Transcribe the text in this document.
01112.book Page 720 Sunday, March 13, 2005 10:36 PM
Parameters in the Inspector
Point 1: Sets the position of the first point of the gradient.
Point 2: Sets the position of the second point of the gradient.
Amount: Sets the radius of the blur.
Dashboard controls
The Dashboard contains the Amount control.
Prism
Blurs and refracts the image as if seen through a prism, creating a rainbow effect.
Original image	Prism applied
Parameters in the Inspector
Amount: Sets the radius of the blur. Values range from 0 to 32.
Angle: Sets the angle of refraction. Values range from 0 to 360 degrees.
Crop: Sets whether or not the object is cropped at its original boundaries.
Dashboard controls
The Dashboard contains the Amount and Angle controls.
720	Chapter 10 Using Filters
...
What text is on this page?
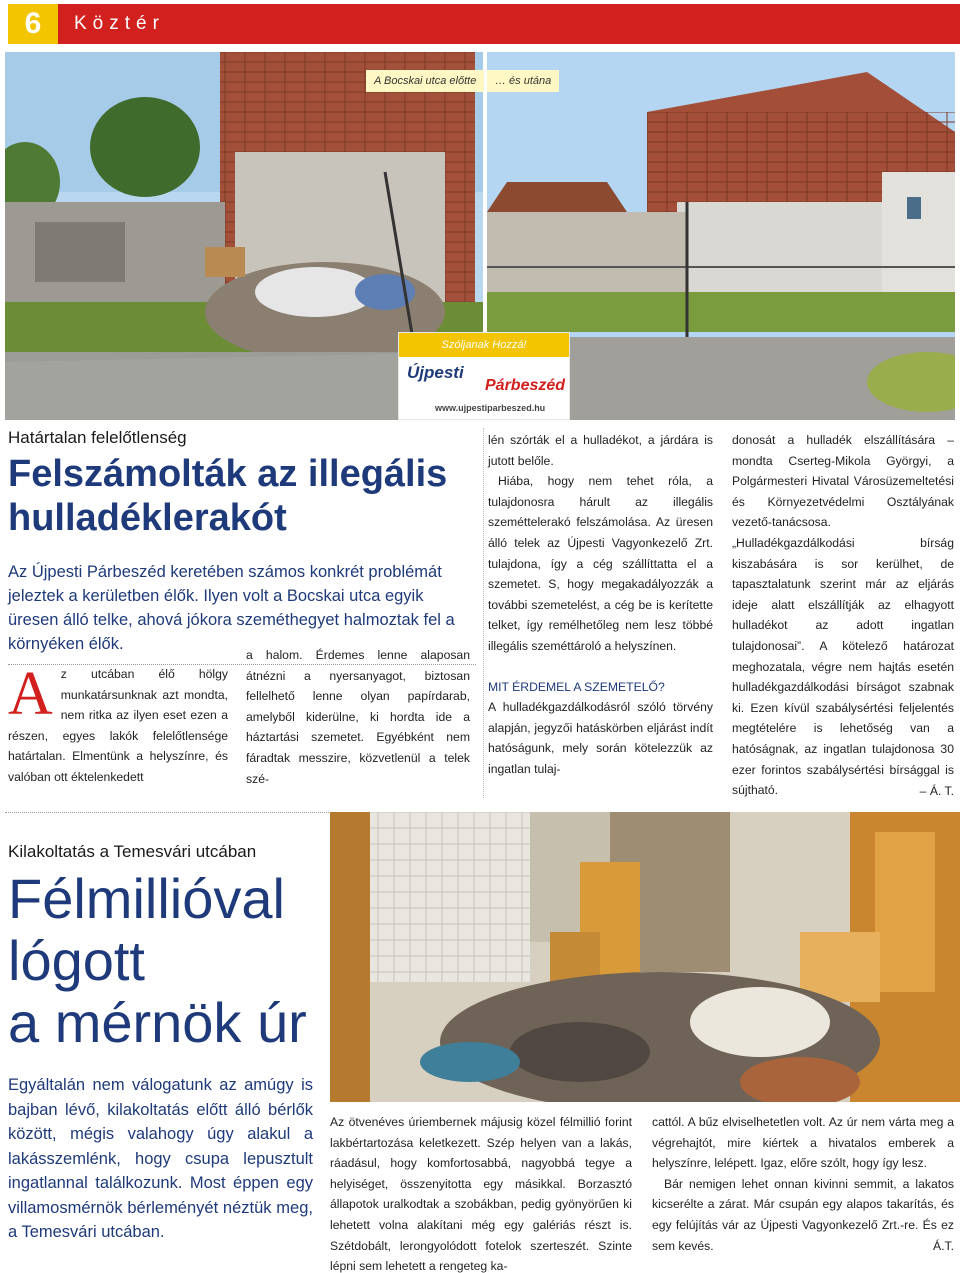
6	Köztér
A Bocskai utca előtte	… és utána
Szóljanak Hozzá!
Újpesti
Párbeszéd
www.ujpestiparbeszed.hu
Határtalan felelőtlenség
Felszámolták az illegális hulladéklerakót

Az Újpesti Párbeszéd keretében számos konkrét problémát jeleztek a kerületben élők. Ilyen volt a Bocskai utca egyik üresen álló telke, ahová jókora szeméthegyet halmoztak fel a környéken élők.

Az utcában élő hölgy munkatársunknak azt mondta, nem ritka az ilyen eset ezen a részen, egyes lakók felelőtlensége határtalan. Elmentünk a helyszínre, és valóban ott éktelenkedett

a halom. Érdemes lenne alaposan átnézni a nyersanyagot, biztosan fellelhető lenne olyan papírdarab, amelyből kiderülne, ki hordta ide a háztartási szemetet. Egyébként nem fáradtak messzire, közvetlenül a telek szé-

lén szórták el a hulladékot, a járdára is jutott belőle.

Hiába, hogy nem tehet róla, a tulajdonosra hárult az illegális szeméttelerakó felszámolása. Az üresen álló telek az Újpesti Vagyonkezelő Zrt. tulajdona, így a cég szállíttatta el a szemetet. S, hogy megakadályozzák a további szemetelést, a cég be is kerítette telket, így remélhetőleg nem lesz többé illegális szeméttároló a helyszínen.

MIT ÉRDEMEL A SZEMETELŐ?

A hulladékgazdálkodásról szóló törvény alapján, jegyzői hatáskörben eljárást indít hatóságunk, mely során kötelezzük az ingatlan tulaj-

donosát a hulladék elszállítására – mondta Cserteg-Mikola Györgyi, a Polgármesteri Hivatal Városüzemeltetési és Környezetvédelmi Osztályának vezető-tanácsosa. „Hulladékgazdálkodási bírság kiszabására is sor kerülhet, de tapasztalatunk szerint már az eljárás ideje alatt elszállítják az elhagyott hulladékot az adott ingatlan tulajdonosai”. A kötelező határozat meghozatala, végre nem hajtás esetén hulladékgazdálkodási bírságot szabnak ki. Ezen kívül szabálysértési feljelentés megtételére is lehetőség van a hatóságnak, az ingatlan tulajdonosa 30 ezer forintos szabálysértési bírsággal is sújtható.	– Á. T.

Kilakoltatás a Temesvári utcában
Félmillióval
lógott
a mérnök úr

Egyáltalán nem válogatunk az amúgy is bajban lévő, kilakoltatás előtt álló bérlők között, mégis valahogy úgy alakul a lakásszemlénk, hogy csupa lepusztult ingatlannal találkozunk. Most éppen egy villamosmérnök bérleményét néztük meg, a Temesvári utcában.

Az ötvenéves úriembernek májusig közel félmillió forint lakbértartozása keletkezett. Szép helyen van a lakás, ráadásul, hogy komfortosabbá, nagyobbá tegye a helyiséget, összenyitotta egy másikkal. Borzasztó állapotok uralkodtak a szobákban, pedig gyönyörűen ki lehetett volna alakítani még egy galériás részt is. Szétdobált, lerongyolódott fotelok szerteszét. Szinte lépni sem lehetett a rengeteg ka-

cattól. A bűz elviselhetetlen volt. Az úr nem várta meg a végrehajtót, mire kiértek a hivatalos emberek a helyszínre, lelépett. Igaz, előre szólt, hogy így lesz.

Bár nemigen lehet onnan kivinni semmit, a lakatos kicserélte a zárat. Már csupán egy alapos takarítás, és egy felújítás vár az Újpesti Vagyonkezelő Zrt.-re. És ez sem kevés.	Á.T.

• _Your goal_:
Where a line above contains the string "point", copy that line.

• _Task answer_:
Point 1: Sets the position of the first point of the gradient.
Point 2: Sets the position of the second point of the gradient.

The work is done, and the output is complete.